WHAT TO DO: Reproduce the listing that follows with no differences at all.
☆ ☆ ☆
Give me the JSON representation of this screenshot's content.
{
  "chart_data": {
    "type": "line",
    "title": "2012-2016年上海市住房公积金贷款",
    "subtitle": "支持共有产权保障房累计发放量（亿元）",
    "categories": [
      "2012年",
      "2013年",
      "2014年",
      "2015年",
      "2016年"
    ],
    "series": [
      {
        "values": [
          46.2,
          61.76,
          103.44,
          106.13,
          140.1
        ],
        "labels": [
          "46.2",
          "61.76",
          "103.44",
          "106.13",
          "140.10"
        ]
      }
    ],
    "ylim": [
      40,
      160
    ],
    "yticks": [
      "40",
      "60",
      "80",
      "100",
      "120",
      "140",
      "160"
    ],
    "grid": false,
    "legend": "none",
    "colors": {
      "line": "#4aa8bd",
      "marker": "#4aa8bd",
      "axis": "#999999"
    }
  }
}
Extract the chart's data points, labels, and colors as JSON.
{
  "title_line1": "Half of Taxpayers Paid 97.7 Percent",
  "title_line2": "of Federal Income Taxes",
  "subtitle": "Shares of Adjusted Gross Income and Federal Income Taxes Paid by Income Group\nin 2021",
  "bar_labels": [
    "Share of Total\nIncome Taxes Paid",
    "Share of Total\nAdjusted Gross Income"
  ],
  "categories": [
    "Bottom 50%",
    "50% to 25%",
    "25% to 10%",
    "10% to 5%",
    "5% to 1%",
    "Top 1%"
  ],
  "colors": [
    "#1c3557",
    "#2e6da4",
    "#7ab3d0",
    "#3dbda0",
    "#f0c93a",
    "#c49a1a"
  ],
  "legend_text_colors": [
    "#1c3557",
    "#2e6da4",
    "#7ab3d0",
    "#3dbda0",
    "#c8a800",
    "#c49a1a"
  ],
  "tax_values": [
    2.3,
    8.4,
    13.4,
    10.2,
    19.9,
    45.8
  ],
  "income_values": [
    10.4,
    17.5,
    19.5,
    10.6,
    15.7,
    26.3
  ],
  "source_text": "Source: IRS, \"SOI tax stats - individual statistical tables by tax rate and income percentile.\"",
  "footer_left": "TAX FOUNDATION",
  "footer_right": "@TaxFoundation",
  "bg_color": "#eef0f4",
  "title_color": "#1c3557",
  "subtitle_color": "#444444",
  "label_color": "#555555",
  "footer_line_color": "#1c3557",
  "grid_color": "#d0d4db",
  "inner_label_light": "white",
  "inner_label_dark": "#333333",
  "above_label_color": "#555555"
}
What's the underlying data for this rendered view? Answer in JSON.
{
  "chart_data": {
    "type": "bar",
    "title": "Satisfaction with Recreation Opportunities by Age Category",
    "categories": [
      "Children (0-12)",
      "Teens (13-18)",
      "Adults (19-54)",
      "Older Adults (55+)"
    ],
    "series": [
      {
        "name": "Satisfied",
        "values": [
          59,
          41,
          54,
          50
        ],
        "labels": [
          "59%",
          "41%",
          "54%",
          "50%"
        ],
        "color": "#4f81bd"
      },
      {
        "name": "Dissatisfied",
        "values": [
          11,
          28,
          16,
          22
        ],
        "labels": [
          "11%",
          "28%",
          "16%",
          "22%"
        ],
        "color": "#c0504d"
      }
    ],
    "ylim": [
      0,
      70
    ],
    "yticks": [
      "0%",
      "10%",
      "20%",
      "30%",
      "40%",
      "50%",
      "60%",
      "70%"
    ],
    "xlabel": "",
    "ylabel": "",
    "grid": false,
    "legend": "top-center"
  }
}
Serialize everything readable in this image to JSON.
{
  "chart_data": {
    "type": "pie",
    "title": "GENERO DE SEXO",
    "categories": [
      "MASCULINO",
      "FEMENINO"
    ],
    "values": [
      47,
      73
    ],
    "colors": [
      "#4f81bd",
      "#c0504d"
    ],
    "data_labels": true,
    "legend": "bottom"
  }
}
☆ ☆ ☆
EXERCISE ANSWER:
Give me the JSON representation of this screenshot's content.
{
  "chart_data": {
    "type": "line",
    "title": "2012-2016年上海市住房公积金贷款",
    "subtitle": "支持共有产权保障房累计发放量（亿元）",
    "categories": [
      "2012年",
      "2013年",
      "2014年",
      "2015年",
      "2016年"
    ],
    "series": [
      {
        "values": [
          46.2,
          61.76,
          103.44,
          106.13,
          140.1
        ],
        "labels": [
          "46.2",
          "61.76",
          "103.44",
          "106.13",
          "140.10"
        ]
      }
    ],
    "ylim": [
      40,
      160
    ],
    "yticks": [
      "40",
      "60",
      "80",
      "100",
      "120",
      "140",
      "160"
    ],
    "grid": false,
    "legend": "none",
    "colors": {
      "line": "#4aa8bd",
      "marker": "#4aa8bd",
      "axis": "#999999"
    }
  }
}
Extract the chart's data points, labels, and colors as JSON.
{
  "title_line1": "Half of Taxpayers Paid 97.7 Percent",
  "title_line2": "of Federal Income Taxes",
  "subtitle": "Shares of Adjusted Gross Income and Federal Income Taxes Paid by Income Group\nin 2021",
  "bar_labels": [
    "Share of Total\nIncome Taxes Paid",
    "Share of Total\nAdjusted Gross Income"
  ],
  "categories": [
    "Bottom 50%",
    "50% to 25%",
    "25% to 10%",
    "10% to 5%",
    "5% to 1%",
    "Top 1%"
  ],
  "colors": [
    "#1c3557",
    "#2e6da4",
    "#7ab3d0",
    "#3dbda0",
    "#f0c93a",
    "#c49a1a"
  ],
  "legend_text_colors": [
    "#1c3557",
    "#2e6da4",
    "#7ab3d0",
    "#3dbda0",
    "#c8a800",
    "#c49a1a"
  ],
  "tax_values": [
    2.3,
    8.4,
    13.4,
    10.2,
    19.9,
    45.8
  ],
  "income_values": [
    10.4,
    17.5,
    19.5,
    10.6,
    15.7,
    26.3
  ],
  "source_text": "Source: IRS, \"SOI tax stats - individual statistical tables by tax rate and income percentile.\"",
  "footer_left": "TAX FOUNDATION",
  "footer_right": "@TaxFoundation",
  "bg_color": "#eef0f4",
  "title_color": "#1c3557",
  "subtitle_color": "#444444",
  "label_color": "#555555",
  "footer_line_color": "#1c3557",
  "grid_color": "#d0d4db",
  "inner_label_light": "white",
  "inner_label_dark": "#333333",
  "above_label_color": "#555555"
}
What's the underlying data for this rendered view? Answer in JSON.
{
  "chart_data": {
    "type": "bar",
    "title": "Satisfaction with Recreation Opportunities by Age Category",
    "categories": [
      "Children (0-12)",
      "Teens (13-18)",
      "Adults (19-54)",
      "Older Adults (55+)"
    ],
    "series": [
      {
        "name": "Satisfied",
        "values": [
          59,
          41,
          54,
          50
        ],
        "labels": [
          "59%",
          "41%",
          "54%",
          "50%"
        ],
        "color": "#4f81bd"
      },
      {
        "name": "Dissatisfied",
        "values": [
          11,
          28,
          16,
          22
        ],
        "labels": [
          "11%",
          "28%",
          "16%",
          "22%"
        ],
        "color": "#c0504d"
      }
    ],
    "ylim": [
      0,
      70
    ],
    "yticks": [
      "0%",
      "10%",
      "20%",
      "30%",
      "40%",
      "50%",
      "60%",
      "70%"
    ],
    "xlabel": "",
    "ylabel": "",
    "grid": false,
    "legend": "top-center"
  }
}
Serialize everything readable in this image to JSON.
{
  "chart_data": {
    "type": "pie",
    "title": "GENERO DE SEXO",
    "categories": [
      "MASCULINO",
      "FEMENINO"
    ],
    "values": [
      47,
      73
    ],
    "colors": [
      "#4f81bd",
      "#c0504d"
    ],
    "data_labels": true,
    "legend": "bottom"
  }
}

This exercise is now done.